## Work to be completed
Spot each line that carries the word "title"; copy those lines.

## Data for processing
((

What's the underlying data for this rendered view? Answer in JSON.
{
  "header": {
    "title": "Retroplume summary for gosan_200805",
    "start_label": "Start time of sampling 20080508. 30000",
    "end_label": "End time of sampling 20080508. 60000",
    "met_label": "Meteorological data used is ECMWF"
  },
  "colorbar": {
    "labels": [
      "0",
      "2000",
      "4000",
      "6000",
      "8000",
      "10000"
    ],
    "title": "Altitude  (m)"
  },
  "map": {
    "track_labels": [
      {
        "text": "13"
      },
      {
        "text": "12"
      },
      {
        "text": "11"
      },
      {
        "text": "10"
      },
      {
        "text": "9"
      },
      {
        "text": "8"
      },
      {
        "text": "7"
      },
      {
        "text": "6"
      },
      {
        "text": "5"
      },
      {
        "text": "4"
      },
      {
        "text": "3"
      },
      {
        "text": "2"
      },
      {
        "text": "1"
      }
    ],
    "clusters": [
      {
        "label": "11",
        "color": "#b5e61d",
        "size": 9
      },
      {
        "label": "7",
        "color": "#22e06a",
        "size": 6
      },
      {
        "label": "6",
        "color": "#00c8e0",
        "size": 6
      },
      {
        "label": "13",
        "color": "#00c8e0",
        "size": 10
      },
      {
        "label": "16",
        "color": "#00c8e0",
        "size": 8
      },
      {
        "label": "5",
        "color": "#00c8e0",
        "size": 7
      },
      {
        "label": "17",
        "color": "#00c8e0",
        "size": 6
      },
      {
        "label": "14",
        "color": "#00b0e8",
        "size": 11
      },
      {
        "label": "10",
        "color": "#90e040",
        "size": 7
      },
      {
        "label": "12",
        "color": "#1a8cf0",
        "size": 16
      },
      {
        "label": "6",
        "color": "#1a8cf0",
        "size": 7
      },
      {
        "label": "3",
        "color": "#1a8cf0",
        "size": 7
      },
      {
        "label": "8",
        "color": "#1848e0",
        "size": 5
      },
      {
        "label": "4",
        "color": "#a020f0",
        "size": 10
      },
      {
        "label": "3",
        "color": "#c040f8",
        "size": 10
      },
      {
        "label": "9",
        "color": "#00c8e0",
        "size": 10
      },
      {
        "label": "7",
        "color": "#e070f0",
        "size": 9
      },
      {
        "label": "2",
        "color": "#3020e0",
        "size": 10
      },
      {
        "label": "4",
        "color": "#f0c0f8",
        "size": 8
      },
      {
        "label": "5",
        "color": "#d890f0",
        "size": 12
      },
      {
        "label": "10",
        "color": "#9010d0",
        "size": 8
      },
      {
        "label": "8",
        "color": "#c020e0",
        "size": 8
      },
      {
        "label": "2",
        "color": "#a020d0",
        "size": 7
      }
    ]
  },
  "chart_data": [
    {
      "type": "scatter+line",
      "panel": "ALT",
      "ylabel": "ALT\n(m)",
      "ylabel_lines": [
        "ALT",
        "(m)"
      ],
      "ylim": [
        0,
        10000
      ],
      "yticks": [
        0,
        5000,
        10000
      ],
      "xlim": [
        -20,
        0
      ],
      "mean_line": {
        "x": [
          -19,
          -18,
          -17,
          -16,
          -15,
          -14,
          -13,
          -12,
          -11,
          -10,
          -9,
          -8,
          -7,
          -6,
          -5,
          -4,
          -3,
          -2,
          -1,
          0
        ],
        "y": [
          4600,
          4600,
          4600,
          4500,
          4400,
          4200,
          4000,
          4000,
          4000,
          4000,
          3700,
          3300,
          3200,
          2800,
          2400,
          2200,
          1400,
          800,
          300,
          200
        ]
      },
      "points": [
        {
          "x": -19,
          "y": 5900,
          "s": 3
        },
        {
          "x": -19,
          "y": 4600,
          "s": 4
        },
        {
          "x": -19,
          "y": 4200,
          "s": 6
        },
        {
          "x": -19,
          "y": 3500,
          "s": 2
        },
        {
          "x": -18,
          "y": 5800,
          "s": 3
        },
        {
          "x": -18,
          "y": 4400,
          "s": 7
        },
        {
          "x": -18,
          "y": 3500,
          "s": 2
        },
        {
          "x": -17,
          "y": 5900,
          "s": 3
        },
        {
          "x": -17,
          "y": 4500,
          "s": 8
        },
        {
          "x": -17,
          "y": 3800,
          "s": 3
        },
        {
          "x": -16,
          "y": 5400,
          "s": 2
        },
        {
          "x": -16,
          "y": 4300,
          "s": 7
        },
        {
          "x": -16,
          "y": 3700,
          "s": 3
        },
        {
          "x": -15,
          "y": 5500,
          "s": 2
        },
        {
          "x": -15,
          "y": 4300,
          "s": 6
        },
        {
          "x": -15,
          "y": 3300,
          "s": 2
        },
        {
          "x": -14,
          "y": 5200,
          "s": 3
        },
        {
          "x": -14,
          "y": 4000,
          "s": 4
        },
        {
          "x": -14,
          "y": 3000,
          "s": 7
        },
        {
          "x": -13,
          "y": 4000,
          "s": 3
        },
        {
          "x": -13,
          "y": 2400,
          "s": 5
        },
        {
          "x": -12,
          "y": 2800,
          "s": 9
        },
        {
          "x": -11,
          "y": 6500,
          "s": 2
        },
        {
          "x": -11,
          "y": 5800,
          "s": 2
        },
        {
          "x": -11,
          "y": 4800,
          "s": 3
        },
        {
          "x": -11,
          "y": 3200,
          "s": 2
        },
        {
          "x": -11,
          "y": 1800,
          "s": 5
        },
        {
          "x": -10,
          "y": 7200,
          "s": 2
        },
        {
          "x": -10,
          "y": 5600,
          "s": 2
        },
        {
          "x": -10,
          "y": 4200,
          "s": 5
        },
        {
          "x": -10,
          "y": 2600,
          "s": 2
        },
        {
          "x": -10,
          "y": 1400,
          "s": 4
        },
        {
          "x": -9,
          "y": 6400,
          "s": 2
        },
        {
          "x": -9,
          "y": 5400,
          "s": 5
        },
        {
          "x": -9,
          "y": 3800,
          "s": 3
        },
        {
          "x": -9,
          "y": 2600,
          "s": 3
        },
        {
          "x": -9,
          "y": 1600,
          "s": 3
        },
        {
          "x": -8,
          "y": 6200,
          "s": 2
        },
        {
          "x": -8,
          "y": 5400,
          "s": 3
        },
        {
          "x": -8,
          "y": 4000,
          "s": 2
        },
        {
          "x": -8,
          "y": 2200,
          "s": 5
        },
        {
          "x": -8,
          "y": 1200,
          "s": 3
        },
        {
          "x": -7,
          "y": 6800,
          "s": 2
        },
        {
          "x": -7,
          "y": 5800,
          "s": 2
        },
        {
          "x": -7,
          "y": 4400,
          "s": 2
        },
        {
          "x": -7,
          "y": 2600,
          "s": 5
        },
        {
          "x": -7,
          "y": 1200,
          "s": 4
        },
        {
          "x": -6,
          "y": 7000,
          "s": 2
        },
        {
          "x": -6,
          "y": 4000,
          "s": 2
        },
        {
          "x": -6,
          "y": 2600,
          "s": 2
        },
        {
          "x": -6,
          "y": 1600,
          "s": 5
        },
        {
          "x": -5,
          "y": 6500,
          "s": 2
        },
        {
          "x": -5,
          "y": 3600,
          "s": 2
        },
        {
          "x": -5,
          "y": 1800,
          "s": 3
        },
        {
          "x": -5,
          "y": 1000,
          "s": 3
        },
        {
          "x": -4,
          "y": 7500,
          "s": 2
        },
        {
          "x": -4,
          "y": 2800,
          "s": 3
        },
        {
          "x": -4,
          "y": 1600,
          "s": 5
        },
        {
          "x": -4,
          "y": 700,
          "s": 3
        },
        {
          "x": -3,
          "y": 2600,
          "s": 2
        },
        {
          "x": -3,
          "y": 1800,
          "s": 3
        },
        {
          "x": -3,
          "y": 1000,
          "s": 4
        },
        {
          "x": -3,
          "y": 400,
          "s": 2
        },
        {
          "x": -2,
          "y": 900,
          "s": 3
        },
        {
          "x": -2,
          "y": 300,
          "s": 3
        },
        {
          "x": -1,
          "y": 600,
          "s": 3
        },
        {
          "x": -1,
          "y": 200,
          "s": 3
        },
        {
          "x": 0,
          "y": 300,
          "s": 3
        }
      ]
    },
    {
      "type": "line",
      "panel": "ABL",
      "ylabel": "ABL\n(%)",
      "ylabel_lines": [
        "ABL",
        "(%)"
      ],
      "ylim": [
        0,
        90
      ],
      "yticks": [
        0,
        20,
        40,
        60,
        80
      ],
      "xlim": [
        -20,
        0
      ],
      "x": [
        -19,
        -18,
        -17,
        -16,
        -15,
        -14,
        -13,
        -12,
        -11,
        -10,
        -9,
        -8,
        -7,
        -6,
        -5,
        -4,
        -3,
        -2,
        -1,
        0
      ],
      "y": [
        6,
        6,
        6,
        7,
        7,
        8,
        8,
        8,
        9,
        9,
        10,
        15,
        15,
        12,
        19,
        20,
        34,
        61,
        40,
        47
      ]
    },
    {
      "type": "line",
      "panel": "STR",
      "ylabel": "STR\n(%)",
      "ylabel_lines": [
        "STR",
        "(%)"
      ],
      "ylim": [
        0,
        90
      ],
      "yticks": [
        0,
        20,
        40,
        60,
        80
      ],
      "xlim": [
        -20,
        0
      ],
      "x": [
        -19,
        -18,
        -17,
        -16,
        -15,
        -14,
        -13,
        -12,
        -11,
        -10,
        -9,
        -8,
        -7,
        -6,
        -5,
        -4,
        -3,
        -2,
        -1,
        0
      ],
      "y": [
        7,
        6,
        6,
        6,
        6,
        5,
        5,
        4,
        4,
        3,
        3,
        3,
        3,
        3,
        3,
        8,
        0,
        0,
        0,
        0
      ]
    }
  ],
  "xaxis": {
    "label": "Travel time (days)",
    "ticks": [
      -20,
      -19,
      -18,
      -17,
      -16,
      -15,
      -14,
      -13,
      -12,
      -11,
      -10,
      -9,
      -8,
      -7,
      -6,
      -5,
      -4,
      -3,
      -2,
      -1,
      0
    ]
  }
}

))

## Correct answer
    "title": "Retroplume summary for gosan_200805",
    "title": "Altitude  (m)"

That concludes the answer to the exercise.